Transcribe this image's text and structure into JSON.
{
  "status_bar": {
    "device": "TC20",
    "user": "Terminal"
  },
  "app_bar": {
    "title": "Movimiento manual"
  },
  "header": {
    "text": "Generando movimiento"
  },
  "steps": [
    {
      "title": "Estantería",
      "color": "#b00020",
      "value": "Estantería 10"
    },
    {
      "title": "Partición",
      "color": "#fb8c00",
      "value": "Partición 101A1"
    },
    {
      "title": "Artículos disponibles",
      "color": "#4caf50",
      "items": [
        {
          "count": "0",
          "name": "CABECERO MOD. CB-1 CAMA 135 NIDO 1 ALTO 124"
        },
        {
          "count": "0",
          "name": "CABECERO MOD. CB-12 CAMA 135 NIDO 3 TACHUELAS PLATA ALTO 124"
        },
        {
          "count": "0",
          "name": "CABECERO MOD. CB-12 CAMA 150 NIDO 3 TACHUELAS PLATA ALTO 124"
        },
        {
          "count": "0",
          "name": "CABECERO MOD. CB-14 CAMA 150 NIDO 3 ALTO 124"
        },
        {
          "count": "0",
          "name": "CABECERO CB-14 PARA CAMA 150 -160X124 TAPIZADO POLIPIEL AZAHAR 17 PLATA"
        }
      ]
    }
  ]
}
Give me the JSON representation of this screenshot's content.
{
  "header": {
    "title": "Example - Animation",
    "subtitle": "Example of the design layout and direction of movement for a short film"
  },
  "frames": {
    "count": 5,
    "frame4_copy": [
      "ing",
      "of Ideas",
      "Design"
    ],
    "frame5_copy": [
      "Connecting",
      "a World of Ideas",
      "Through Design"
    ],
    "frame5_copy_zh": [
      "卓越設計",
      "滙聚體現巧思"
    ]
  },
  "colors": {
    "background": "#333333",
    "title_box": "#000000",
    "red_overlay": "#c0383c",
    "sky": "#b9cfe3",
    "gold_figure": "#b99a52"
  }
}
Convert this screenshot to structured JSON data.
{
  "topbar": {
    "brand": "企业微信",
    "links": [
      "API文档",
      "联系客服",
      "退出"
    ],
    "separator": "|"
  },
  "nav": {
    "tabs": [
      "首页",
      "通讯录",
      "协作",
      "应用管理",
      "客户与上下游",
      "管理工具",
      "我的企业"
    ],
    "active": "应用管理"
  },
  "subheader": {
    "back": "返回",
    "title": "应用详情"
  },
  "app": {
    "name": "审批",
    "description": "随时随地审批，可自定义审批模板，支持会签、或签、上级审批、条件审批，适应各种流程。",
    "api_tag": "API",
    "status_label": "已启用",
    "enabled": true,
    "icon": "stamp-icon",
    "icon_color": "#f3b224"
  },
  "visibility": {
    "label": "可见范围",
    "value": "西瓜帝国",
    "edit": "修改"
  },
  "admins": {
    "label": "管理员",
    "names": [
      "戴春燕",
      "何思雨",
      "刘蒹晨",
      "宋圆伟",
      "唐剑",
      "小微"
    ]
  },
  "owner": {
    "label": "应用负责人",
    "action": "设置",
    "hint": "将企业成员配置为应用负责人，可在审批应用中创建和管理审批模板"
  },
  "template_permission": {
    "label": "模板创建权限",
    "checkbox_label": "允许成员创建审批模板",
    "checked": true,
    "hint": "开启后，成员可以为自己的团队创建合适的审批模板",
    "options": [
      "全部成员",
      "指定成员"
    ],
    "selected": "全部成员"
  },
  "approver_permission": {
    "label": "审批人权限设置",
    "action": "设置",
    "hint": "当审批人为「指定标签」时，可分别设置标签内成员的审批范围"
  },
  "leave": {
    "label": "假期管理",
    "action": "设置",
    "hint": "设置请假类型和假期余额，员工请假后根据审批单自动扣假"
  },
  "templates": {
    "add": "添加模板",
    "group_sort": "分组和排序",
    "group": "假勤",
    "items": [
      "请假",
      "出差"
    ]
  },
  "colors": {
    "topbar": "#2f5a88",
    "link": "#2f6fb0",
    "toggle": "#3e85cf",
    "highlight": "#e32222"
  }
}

┄┄┄┄┄┄

▸ **Prompt**: The word "this" may appear on some lines. Report how many lines hold it, giving the number alone.

▸ **Result**: 3